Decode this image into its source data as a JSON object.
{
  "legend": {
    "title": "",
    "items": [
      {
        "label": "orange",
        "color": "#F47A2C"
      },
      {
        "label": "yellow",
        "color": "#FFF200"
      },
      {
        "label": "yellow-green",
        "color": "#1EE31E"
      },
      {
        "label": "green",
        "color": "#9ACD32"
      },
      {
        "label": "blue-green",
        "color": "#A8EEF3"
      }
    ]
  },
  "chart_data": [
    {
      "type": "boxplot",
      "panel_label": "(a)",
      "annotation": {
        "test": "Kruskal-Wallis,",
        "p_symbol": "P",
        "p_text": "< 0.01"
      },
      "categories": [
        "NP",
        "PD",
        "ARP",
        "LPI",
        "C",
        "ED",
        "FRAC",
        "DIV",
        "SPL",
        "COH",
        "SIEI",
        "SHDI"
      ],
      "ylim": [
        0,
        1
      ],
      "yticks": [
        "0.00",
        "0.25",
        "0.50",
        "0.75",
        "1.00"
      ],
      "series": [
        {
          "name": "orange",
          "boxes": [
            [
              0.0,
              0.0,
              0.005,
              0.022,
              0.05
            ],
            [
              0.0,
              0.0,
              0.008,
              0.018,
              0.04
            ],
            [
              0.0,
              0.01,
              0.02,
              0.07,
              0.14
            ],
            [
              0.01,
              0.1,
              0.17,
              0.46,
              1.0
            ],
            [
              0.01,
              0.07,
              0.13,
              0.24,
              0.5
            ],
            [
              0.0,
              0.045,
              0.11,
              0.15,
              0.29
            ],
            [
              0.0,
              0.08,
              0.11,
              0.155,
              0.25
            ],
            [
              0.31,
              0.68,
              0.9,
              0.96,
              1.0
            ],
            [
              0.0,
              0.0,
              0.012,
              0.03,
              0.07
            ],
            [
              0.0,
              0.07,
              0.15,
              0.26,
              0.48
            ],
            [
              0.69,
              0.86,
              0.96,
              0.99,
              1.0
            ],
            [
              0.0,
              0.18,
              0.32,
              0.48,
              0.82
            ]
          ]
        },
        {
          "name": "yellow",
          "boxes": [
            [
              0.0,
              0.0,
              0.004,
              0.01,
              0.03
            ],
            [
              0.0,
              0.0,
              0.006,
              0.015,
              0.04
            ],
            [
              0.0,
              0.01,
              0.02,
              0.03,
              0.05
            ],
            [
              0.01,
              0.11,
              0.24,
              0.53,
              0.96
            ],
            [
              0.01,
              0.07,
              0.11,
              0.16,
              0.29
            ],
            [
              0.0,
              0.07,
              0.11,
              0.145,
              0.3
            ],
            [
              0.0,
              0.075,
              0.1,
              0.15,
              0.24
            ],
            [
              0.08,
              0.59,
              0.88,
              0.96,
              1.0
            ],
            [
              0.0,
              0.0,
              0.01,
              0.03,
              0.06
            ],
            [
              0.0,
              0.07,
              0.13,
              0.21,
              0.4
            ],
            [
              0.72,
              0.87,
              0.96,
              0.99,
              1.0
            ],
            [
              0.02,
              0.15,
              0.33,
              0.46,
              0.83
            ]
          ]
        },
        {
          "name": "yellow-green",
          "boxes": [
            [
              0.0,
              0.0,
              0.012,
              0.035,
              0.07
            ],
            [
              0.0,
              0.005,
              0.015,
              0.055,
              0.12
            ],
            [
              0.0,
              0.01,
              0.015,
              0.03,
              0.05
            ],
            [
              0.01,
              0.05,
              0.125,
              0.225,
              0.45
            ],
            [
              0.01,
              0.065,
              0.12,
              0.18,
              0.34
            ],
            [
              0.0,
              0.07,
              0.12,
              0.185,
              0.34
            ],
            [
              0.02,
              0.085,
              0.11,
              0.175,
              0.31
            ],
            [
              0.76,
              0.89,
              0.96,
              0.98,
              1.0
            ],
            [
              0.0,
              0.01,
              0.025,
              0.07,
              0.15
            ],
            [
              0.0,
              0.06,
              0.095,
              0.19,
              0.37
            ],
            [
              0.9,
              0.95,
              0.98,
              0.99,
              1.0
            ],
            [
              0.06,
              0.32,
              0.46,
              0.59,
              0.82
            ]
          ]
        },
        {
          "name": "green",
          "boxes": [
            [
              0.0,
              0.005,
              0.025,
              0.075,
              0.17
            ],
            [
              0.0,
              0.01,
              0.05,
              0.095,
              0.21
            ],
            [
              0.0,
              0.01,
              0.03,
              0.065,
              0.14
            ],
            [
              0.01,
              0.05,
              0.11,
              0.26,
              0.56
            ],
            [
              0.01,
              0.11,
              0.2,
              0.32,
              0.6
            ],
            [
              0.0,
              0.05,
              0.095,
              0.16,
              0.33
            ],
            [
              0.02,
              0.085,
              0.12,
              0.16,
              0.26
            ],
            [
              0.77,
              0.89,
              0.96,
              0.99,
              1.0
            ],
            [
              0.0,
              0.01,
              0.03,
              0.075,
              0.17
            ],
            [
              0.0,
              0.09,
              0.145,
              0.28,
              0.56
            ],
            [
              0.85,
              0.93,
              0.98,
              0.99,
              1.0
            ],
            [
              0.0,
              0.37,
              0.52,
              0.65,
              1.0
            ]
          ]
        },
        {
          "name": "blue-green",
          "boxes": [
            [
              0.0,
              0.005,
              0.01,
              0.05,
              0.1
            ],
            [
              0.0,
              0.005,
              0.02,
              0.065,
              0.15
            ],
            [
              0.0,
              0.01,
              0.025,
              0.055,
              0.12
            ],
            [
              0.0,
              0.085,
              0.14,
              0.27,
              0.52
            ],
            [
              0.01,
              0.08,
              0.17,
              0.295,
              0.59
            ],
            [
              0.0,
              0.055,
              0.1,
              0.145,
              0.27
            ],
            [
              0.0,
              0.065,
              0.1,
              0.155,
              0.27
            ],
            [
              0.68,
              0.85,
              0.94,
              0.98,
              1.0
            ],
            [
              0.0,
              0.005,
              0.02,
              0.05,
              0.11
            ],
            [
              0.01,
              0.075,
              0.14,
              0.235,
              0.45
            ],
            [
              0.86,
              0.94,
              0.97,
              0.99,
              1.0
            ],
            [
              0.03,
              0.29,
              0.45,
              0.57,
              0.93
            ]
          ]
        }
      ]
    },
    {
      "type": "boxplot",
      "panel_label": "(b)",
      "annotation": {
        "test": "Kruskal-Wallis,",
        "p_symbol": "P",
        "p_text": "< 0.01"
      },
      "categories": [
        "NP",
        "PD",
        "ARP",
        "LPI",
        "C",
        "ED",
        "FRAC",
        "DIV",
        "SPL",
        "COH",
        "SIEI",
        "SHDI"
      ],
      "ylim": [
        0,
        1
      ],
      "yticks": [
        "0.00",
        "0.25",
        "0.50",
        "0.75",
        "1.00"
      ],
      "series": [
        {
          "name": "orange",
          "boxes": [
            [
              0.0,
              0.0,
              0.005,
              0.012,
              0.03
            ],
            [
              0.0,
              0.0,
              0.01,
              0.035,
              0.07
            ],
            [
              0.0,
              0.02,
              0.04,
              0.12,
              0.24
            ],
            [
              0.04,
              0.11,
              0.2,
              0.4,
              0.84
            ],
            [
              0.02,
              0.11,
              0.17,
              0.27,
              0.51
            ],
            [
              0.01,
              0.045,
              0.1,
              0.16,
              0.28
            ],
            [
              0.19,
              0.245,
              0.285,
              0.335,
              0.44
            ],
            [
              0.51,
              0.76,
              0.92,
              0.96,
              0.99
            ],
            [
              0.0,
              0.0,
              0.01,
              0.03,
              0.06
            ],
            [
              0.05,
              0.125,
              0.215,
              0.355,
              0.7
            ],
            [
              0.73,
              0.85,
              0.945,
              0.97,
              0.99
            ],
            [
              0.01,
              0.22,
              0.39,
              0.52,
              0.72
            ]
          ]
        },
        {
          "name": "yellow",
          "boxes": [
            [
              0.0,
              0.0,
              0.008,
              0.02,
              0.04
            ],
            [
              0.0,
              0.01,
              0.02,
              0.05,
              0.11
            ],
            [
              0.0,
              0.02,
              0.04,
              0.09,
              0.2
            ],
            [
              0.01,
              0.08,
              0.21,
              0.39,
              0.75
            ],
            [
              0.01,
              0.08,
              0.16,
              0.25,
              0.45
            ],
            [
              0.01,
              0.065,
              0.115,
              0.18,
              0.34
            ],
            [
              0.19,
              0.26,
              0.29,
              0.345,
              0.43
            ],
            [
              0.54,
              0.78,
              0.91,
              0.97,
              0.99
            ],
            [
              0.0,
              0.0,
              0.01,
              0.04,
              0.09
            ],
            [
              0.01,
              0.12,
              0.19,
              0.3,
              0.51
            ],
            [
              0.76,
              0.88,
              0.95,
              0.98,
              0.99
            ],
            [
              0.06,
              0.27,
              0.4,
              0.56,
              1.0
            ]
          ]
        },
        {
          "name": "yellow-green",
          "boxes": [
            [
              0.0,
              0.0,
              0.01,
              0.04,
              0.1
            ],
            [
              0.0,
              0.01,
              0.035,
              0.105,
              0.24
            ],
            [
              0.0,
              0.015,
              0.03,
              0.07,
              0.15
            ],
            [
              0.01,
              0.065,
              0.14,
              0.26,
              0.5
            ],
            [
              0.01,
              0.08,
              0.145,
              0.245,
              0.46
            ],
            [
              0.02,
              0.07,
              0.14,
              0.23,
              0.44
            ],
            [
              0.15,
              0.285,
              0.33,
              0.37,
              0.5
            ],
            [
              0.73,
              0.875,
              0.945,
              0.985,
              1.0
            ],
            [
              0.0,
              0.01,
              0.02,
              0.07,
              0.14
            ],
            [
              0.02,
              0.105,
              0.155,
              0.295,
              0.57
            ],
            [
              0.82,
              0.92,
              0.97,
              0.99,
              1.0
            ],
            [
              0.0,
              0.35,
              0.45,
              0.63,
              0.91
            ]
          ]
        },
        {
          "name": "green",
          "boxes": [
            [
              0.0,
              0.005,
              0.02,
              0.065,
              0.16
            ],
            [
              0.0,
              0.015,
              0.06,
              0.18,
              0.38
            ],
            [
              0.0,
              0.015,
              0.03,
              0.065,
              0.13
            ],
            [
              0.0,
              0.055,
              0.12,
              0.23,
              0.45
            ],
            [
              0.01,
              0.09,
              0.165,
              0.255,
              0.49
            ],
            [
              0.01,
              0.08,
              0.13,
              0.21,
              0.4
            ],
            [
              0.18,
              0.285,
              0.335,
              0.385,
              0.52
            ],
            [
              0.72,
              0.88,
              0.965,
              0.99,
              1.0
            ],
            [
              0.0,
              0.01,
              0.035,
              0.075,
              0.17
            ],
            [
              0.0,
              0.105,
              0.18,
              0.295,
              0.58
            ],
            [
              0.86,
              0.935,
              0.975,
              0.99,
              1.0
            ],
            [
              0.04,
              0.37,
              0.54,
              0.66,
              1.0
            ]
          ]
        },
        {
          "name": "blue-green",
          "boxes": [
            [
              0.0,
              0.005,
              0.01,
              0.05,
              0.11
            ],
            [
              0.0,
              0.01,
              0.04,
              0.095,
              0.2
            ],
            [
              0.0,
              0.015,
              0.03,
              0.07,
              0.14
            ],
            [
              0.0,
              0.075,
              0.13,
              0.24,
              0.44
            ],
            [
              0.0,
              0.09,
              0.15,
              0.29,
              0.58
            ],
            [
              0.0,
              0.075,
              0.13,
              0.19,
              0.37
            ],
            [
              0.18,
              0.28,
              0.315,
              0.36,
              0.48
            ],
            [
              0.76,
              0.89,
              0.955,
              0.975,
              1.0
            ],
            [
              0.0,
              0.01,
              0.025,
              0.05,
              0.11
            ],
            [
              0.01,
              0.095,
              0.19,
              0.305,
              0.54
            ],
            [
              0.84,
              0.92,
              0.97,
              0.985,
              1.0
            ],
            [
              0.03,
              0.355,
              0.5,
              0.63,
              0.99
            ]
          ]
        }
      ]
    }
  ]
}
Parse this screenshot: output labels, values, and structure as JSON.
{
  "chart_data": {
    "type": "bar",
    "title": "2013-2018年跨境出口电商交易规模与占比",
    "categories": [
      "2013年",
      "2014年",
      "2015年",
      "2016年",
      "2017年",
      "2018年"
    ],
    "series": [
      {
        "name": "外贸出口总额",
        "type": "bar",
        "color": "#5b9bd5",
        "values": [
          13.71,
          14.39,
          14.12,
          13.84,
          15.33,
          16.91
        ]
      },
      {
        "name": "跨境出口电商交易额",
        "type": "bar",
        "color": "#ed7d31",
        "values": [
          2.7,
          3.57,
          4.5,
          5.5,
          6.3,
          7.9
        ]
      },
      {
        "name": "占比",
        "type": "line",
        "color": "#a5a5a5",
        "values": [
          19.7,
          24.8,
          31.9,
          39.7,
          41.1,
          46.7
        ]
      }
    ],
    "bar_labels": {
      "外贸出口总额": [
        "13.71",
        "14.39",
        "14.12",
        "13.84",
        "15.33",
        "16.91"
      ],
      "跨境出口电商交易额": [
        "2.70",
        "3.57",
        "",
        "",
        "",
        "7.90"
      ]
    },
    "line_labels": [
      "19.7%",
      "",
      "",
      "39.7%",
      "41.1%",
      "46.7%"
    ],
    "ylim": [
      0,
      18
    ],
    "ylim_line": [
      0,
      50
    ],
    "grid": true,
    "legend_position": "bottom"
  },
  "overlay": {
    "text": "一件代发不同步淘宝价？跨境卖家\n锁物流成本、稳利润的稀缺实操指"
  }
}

****************

# Exercise directions
Scan the material and collect every line that contains "title".

# Answer for this exercise
    "title": "",
    "title": "2013-2018年跨境出口电商交易规模与占比",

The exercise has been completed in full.